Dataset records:
· · ·
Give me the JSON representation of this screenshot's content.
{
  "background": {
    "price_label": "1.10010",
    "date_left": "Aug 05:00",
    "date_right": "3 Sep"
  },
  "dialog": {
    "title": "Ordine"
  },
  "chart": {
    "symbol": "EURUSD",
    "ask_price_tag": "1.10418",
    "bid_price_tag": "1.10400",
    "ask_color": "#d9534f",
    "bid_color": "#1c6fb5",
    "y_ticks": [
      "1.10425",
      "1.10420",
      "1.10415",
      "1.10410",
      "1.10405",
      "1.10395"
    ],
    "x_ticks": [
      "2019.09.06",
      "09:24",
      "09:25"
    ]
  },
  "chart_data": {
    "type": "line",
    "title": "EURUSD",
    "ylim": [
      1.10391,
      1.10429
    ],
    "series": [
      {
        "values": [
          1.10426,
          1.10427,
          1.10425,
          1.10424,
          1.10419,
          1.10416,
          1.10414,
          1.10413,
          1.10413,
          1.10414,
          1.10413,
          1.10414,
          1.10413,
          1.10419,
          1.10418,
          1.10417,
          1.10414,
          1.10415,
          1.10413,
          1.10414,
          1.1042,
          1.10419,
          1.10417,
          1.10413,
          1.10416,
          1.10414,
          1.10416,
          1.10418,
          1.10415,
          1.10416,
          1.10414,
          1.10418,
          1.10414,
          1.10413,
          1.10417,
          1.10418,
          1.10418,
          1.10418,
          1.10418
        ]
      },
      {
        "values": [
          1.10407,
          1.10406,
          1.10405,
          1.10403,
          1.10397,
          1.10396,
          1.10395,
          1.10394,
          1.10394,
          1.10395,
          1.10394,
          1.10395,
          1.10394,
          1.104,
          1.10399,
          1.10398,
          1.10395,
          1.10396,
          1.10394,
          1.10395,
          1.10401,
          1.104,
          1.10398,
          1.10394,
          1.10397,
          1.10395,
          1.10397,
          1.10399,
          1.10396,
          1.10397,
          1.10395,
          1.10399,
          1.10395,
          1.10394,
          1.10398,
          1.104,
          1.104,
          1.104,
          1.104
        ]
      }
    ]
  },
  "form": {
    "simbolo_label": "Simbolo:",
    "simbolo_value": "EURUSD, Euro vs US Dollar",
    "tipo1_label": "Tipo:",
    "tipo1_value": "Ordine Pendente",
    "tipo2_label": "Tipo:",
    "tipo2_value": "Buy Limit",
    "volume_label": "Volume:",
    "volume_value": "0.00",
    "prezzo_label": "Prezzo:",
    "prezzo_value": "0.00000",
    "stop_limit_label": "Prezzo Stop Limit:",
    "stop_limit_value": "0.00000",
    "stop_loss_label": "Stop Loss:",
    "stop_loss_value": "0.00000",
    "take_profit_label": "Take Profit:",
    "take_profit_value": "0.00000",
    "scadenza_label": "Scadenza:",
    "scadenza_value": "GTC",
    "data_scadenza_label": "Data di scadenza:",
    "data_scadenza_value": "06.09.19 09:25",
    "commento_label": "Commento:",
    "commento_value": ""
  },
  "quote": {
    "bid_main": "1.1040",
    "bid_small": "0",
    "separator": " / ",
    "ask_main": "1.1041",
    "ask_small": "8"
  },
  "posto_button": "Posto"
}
· · ·
Extract all the material, leaving every line as it is.

• [TASK OUTPUT]
Give me the JSON representation of this screenshot's content.
{
  "background": {
    "price_label": "1.10010",
    "date_left": "Aug 05:00",
    "date_right": "3 Sep"
  },
  "dialog": {
    "title": "Ordine"
  },
  "chart": {
    "symbol": "EURUSD",
    "ask_price_tag": "1.10418",
    "bid_price_tag": "1.10400",
    "ask_color": "#d9534f",
    "bid_color": "#1c6fb5",
    "y_ticks": [
      "1.10425",
      "1.10420",
      "1.10415",
      "1.10410",
      "1.10405",
      "1.10395"
    ],
    "x_ticks": [
      "2019.09.06",
      "09:24",
      "09:25"
    ]
  },
  "chart_data": {
    "type": "line",
    "title": "EURUSD",
    "ylim": [
      1.10391,
      1.10429
    ],
    "series": [
      {
        "values": [
          1.10426,
          1.10427,
          1.10425,
          1.10424,
          1.10419,
          1.10416,
          1.10414,
          1.10413,
          1.10413,
          1.10414,
          1.10413,
          1.10414,
          1.10413,
          1.10419,
          1.10418,
          1.10417,
          1.10414,
          1.10415,
          1.10413,
          1.10414,
          1.1042,
          1.10419,
          1.10417,
          1.10413,
          1.10416,
          1.10414,
          1.10416,
          1.10418,
          1.10415,
          1.10416,
          1.10414,
          1.10418,
          1.10414,
          1.10413,
          1.10417,
          1.10418,
          1.10418,
          1.10418,
          1.10418
        ]
      },
      {
        "values": [
          1.10407,
          1.10406,
          1.10405,
          1.10403,
          1.10397,
          1.10396,
          1.10395,
          1.10394,
          1.10394,
          1.10395,
          1.10394,
          1.10395,
          1.10394,
          1.104,
          1.10399,
          1.10398,
          1.10395,
          1.10396,
          1.10394,
          1.10395,
          1.10401,
          1.104,
          1.10398,
          1.10394,
          1.10397,
          1.10395,
          1.10397,
          1.10399,
          1.10396,
          1.10397,
          1.10395,
          1.10399,
          1.10395,
          1.10394,
          1.10398,
          1.104,
          1.104,
          1.104,
          1.104
        ]
      }
    ]
  },
  "form": {
    "simbolo_label": "Simbolo:",
    "simbolo_value": "EURUSD, Euro vs US Dollar",
    "tipo1_label": "Tipo:",
    "tipo1_value": "Ordine Pendente",
    "tipo2_label": "Tipo:",
    "tipo2_value": "Buy Limit",
    "volume_label": "Volume:",
    "volume_value": "0.00",
    "prezzo_label": "Prezzo:",
    "prezzo_value": "0.00000",
    "stop_limit_label": "Prezzo Stop Limit:",
    "stop_limit_value": "0.00000",
    "stop_loss_label": "Stop Loss:",
    "stop_loss_value": "0.00000",
    "take_profit_label": "Take Profit:",
    "take_profit_value": "0.00000",
    "scadenza_label": "Scadenza:",
    "scadenza_value": "GTC",
    "data_scadenza_label": "Data di scadenza:",
    "data_scadenza_value": "06.09.19 09:25",
    "commento_label": "Commento:",
    "commento_value": ""
  },
  "quote": {
    "bid_main": "1.1040",
    "bid_small": "0",
    "separator": " / ",
    "ask_main": "1.1041",
    "ask_small": "8"
  },
  "posto_button": "Posto"
}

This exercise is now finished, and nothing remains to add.